-------- Given data

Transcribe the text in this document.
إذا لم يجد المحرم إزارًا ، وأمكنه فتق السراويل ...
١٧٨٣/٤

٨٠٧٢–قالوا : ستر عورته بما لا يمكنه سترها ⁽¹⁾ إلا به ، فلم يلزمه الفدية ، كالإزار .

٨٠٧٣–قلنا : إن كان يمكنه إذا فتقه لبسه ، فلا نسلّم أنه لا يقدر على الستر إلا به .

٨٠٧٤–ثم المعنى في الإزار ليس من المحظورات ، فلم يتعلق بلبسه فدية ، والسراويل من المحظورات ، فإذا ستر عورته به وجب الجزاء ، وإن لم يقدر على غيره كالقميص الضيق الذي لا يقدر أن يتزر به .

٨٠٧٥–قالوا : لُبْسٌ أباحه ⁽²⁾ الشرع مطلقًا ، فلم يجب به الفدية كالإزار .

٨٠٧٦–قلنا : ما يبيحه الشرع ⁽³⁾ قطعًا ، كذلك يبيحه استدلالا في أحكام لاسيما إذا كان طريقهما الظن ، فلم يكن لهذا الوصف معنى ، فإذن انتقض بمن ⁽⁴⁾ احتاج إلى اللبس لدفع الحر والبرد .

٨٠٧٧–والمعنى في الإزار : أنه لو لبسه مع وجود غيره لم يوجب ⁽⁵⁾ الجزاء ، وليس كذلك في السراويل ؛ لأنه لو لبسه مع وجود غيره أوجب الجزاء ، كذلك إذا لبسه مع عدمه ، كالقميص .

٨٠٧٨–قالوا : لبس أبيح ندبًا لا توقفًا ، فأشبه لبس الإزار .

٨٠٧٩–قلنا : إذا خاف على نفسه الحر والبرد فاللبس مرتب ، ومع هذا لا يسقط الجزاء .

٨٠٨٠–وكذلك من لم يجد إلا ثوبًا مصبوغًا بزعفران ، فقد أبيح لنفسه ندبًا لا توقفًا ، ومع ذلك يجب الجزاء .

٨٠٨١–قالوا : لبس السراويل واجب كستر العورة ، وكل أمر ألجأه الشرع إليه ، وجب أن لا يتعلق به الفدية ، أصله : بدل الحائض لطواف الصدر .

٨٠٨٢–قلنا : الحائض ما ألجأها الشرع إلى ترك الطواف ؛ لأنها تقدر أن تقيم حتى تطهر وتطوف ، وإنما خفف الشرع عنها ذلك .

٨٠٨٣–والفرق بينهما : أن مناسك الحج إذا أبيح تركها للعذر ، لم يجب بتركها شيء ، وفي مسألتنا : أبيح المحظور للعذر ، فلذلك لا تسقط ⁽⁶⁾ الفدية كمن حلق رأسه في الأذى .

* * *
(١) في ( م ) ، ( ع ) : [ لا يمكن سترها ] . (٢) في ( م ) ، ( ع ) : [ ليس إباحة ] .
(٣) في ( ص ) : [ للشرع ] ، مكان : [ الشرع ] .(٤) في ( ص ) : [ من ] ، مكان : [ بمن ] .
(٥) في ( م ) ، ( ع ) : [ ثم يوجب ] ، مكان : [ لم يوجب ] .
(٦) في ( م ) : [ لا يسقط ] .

----------------

The request:
Faithfully reproduce all of the records, character for character.

Task answer:
Transcribe the text in this document.
إذا لم يجد المحرم إزارًا ، وأمكنه فتق السراويل ...
١٧٨٣/٤

٨٠٧٢–قالوا : ستر عورته بما لا يمكنه سترها ⁽¹⁾ إلا به ، فلم يلزمه الفدية ، كالإزار .

٨٠٧٣–قلنا : إن كان يمكنه إذا فتقه لبسه ، فلا نسلّم أنه لا يقدر على الستر إلا به .

٨٠٧٤–ثم المعنى في الإزار ليس من المحظورات ، فلم يتعلق بلبسه فدية ، والسراويل من المحظورات ، فإذا ستر عورته به وجب الجزاء ، وإن لم يقدر على غيره كالقميص الضيق الذي لا يقدر أن يتزر به .

٨٠٧٥–قالوا : لُبْسٌ أباحه ⁽²⁾ الشرع مطلقًا ، فلم يجب به الفدية كالإزار .

٨٠٧٦–قلنا : ما يبيحه الشرع ⁽³⁾ قطعًا ، كذلك يبيحه استدلالا في أحكام لاسيما إذا كان طريقهما الظن ، فلم يكن لهذا الوصف معنى ، فإذن انتقض بمن ⁽⁴⁾ احتاج إلى اللبس لدفع الحر والبرد .

٨٠٧٧–والمعنى في الإزار : أنه لو لبسه مع وجود غيره لم يوجب ⁽⁵⁾ الجزاء ، وليس كذلك في السراويل ؛ لأنه لو لبسه مع وجود غيره أوجب الجزاء ، كذلك إذا لبسه مع عدمه ، كالقميص .

٨٠٧٨–قالوا : لبس أبيح ندبًا لا توقفًا ، فأشبه لبس الإزار .

٨٠٧٩–قلنا : إذا خاف على نفسه الحر والبرد فاللبس مرتب ، ومع هذا لا يسقط الجزاء .

٨٠٨٠–وكذلك من لم يجد إلا ثوبًا مصبوغًا بزعفران ، فقد أبيح لنفسه ندبًا لا توقفًا ، ومع ذلك يجب الجزاء .

٨٠٨١–قالوا : لبس السراويل واجب كستر العورة ، وكل أمر ألجأه الشرع إليه ، وجب أن لا يتعلق به الفدية ، أصله : بدل الحائض لطواف الصدر .

٨٠٨٢–قلنا : الحائض ما ألجأها الشرع إلى ترك الطواف ؛ لأنها تقدر أن تقيم حتى تطهر وتطوف ، وإنما خفف الشرع عنها ذلك .

٨٠٨٣–والفرق بينهما : أن مناسك الحج إذا أبيح تركها للعذر ، لم يجب بتركها شيء ، وفي مسألتنا : أبيح المحظور للعذر ، فلذلك لا تسقط ⁽⁶⁾ الفدية كمن حلق رأسه في الأذى .

* * *
(١) في ( م ) ، ( ع ) : [ لا يمكن سترها ] . (٢) في ( م ) ، ( ع ) : [ ليس إباحة ] .
(٣) في ( ص ) : [ للشرع ] ، مكان : [ الشرع ] .(٤) في ( ص ) : [ من ] ، مكان : [ بمن ] .
(٥) في ( م ) ، ( ع ) : [ ثم يوجب ] ، مكان : [ لم يوجب ] .
(٦) في ( م ) : [ لا يسقط ] .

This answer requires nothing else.